(Transcribed page data)
#####

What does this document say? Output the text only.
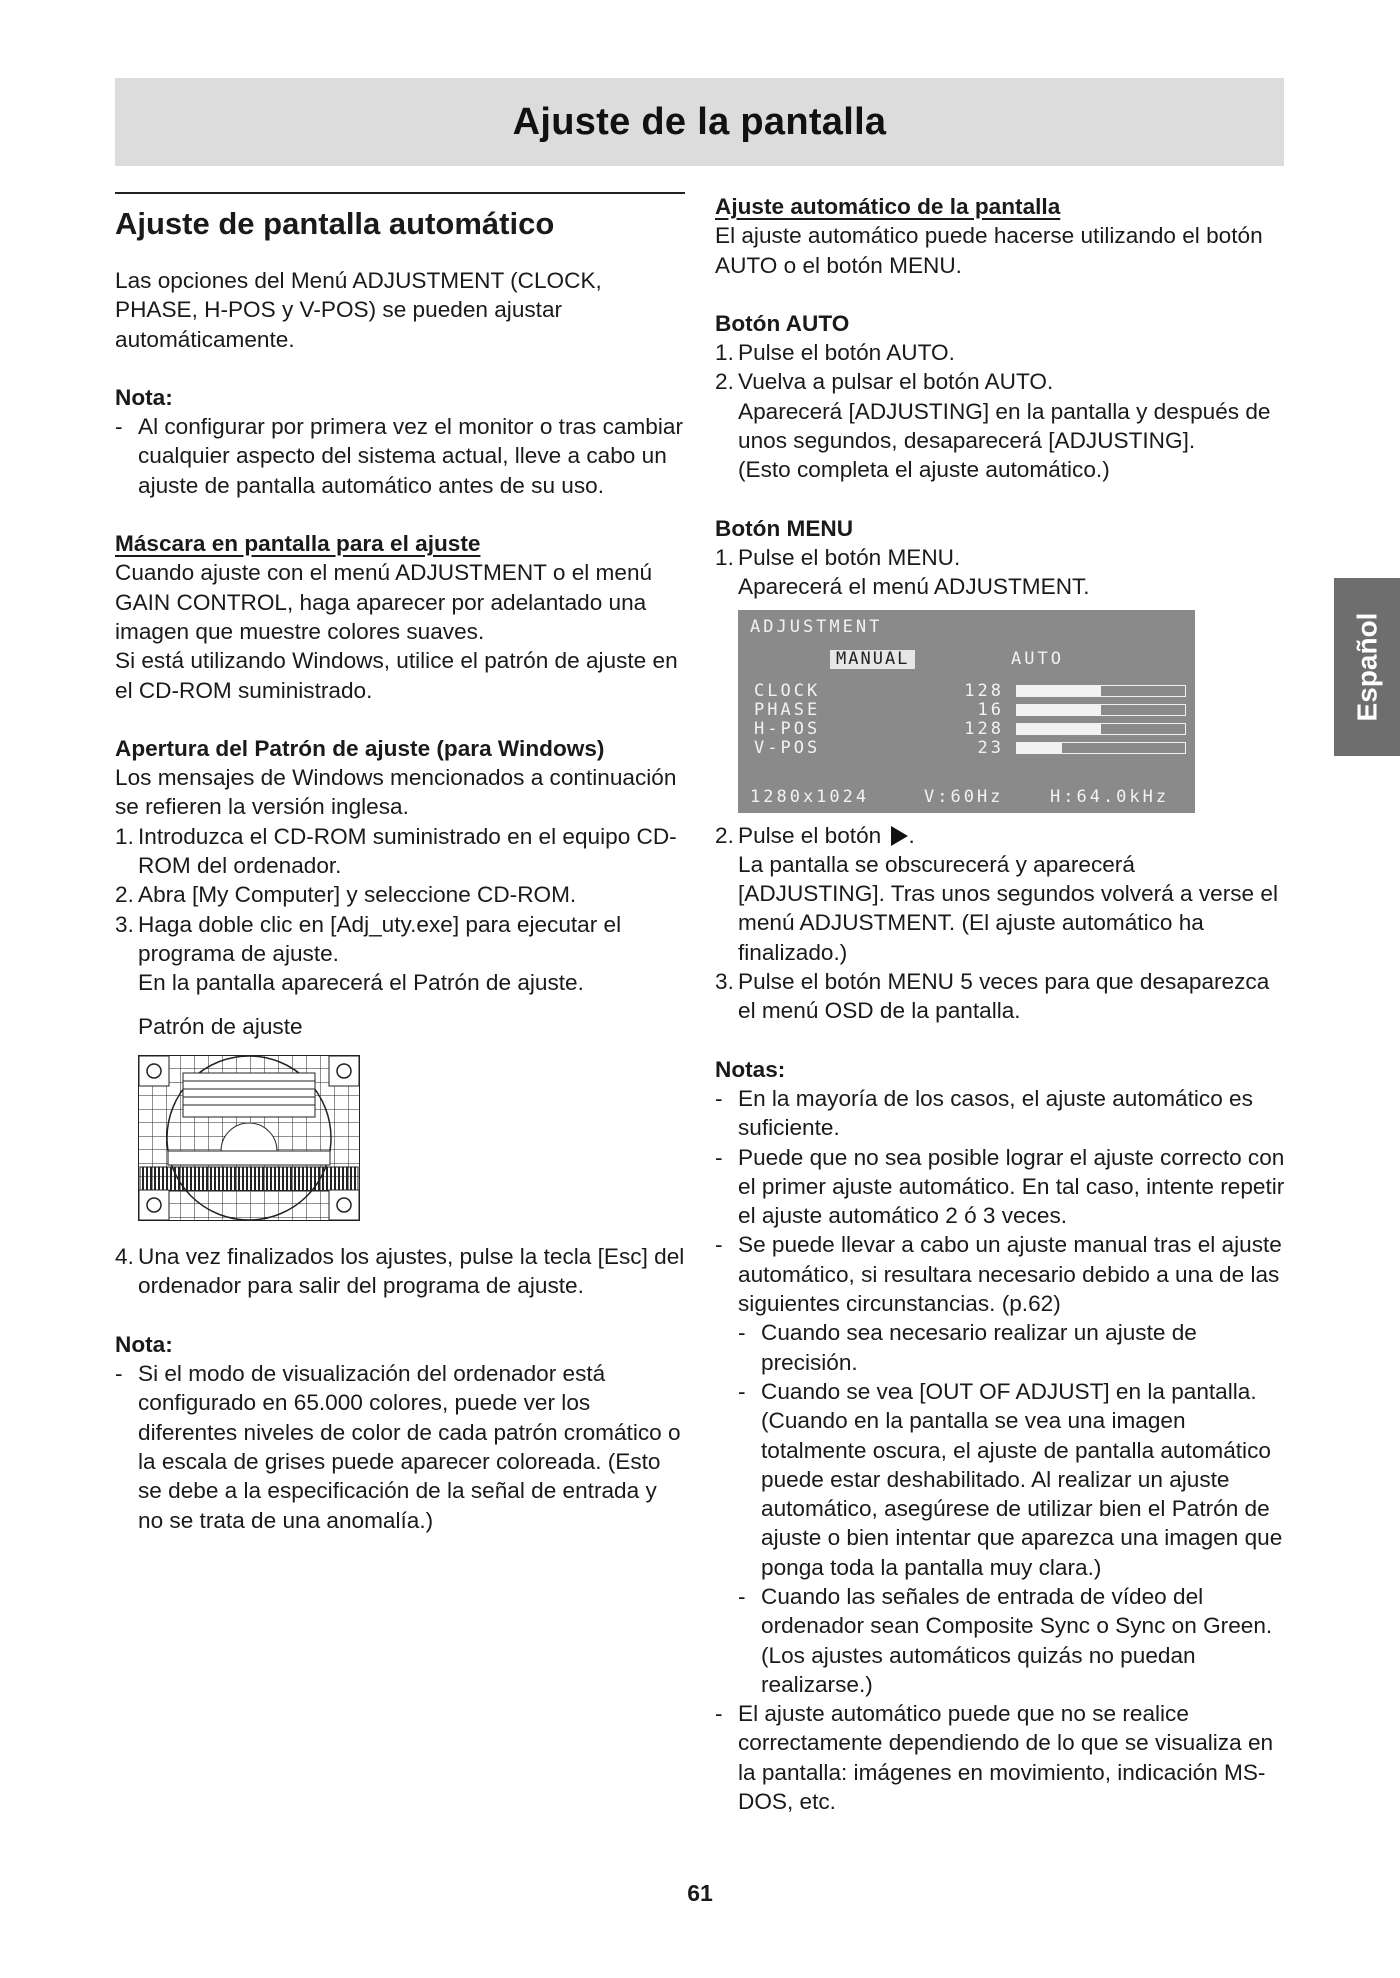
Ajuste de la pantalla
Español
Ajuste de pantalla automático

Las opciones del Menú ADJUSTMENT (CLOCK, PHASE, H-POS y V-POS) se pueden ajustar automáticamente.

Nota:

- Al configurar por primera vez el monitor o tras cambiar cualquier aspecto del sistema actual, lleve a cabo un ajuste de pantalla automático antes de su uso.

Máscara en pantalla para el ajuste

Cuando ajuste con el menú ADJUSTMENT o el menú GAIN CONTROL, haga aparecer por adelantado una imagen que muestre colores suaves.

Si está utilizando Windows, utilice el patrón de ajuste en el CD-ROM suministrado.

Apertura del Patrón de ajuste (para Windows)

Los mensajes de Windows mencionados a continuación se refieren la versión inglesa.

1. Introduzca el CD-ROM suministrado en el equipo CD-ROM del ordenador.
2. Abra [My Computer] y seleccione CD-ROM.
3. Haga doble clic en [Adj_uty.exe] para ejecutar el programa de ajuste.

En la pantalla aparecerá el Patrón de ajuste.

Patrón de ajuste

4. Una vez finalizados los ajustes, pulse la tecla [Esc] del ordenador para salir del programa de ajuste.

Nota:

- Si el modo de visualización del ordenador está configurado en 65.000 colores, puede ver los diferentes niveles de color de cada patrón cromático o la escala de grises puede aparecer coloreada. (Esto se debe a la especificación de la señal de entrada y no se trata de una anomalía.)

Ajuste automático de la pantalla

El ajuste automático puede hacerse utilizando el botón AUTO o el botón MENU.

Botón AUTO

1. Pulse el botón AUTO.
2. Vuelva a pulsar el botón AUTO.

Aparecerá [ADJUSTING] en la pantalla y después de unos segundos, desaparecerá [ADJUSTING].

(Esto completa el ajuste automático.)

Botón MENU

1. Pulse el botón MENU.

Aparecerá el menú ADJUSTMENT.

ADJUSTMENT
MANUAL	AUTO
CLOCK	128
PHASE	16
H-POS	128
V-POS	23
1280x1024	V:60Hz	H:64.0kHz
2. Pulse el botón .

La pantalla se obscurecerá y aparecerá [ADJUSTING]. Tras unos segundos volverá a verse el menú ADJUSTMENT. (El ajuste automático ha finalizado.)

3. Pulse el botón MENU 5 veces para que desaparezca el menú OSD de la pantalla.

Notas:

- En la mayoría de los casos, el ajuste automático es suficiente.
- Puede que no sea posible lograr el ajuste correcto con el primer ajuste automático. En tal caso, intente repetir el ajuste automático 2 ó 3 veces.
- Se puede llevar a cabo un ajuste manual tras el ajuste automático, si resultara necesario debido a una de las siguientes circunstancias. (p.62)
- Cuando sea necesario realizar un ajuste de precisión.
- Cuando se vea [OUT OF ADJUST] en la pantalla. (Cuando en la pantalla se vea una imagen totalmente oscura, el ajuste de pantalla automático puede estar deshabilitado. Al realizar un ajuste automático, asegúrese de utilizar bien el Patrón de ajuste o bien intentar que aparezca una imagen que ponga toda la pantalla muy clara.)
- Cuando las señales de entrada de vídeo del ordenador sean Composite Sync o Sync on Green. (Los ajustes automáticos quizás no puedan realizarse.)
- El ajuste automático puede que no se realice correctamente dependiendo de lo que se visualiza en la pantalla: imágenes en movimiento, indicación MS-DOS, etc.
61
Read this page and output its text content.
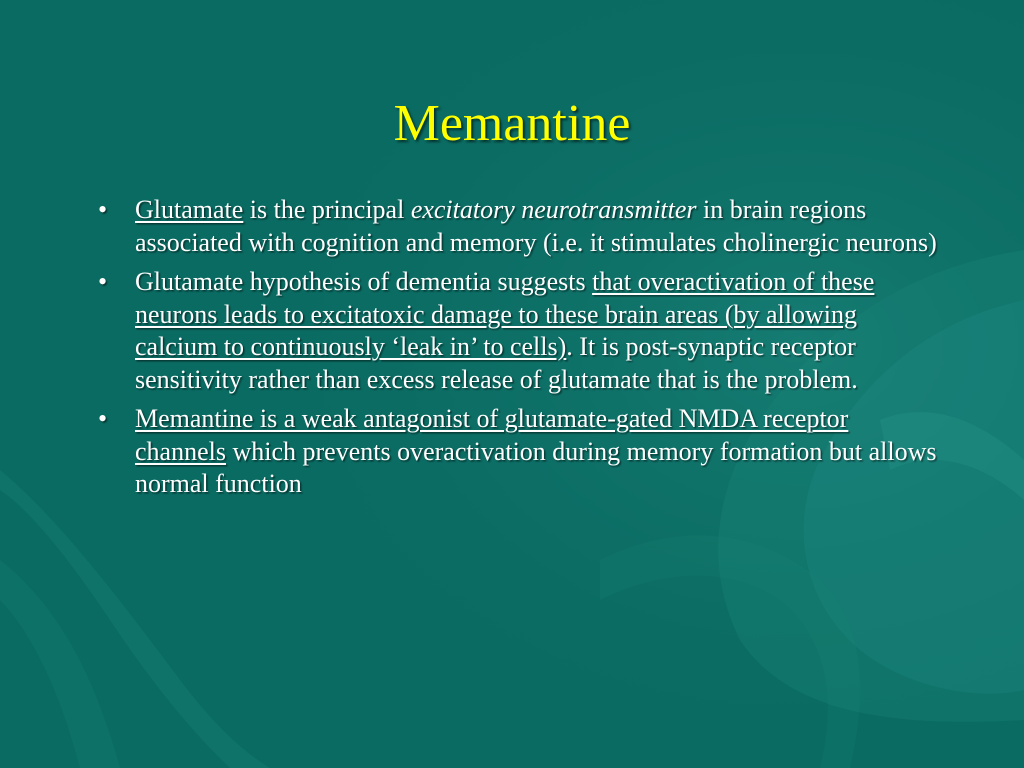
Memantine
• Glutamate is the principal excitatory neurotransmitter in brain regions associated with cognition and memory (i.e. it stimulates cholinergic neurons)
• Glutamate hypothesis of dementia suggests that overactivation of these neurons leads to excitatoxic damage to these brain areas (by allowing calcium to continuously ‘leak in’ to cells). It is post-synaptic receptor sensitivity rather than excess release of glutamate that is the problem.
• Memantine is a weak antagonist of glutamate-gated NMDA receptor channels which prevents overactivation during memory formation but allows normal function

#####

» Task brief:
Will you restate every entry word for word and omit the images?

» Solution to this task:
What does this document say? Output the text only.
Ajuste de la pantalla
Español
Ajuste de pantalla automático

Las opciones del Menú ADJUSTMENT (CLOCK, PHASE, H-POS y V-POS) se pueden ajustar automáticamente.

Nota:

- Al configurar por primera vez el monitor o tras cambiar cualquier aspecto del sistema actual, lleve a cabo un ajuste de pantalla automático antes de su uso.

Máscara en pantalla para el ajuste

Cuando ajuste con el menú ADJUSTMENT o el menú GAIN CONTROL, haga aparecer por adelantado una imagen que muestre colores suaves.

Si está utilizando Windows, utilice el patrón de ajuste en el CD-ROM suministrado.

Apertura del Patrón de ajuste (para Windows)

Los mensajes de Windows mencionados a continuación se refieren la versión inglesa.

1. Introduzca el CD-ROM suministrado en el equipo CD-ROM del ordenador.
2. Abra [My Computer] y seleccione CD-ROM.
3. Haga doble clic en [Adj_uty.exe] para ejecutar el programa de ajuste.

En la pantalla aparecerá el Patrón de ajuste.

Patrón de ajuste

4. Una vez finalizados los ajustes, pulse la tecla [Esc] del ordenador para salir del programa de ajuste.

Nota:

- Si el modo de visualización del ordenador está configurado en 65.000 colores, puede ver los diferentes niveles de color de cada patrón cromático o la escala de grises puede aparecer coloreada. (Esto se debe a la especificación de la señal de entrada y no se trata de una anomalía.)

Ajuste automático de la pantalla

El ajuste automático puede hacerse utilizando el botón AUTO o el botón MENU.

Botón AUTO

1. Pulse el botón AUTO.
2. Vuelva a pulsar el botón AUTO.

Aparecerá [ADJUSTING] en la pantalla y después de unos segundos, desaparecerá [ADJUSTING].

(Esto completa el ajuste automático.)

Botón MENU

1. Pulse el botón MENU.

Aparecerá el menú ADJUSTMENT.

ADJUSTMENT
MANUAL	AUTO
CLOCK	128
PHASE	16
H-POS	128
V-POS	23
1280x1024	V:60Hz	H:64.0kHz
2. Pulse el botón .

La pantalla se obscurecerá y aparecerá [ADJUSTING]. Tras unos segundos volverá a verse el menú ADJUSTMENT. (El ajuste automático ha finalizado.)

3. Pulse el botón MENU 5 veces para que desaparezca el menú OSD de la pantalla.

Notas:

- En la mayoría de los casos, el ajuste automático es suficiente.
- Puede que no sea posible lograr el ajuste correcto con el primer ajuste automático. En tal caso, intente repetir el ajuste automático 2 ó 3 veces.
- Se puede llevar a cabo un ajuste manual tras el ajuste automático, si resultara necesario debido a una de las siguientes circunstancias. (p.62)
- Cuando sea necesario realizar un ajuste de precisión.
- Cuando se vea [OUT OF ADJUST] en la pantalla. (Cuando en la pantalla se vea una imagen totalmente oscura, el ajuste de pantalla automático puede estar deshabilitado. Al realizar un ajuste automático, asegúrese de utilizar bien el Patrón de ajuste o bien intentar que aparezca una imagen que ponga toda la pantalla muy clara.)
- Cuando las señales de entrada de vídeo del ordenador sean Composite Sync o Sync on Green. (Los ajustes automáticos quizás no puedan realizarse.)
- El ajuste automático puede que no se realice correctamente dependiendo de lo que se visualiza en la pantalla: imágenes en movimiento, indicación MS-DOS, etc.
61
Read this page and output its text content.
Memantine
• Glutamate is the principal excitatory neurotransmitter in brain regions associated with cognition and memory (i.e. it stimulates cholinergic neurons)
• Glutamate hypothesis of dementia suggests that overactivation of these neurons leads to excitatoxic damage to these brain areas (by allowing calcium to continuously ‘leak in’ to cells). It is post-synaptic receptor sensitivity rather than excess release of glutamate that is the problem.
• Memantine is a weak antagonist of glutamate-gated NMDA receptor channels which prevents overactivation during memory formation but allows normal function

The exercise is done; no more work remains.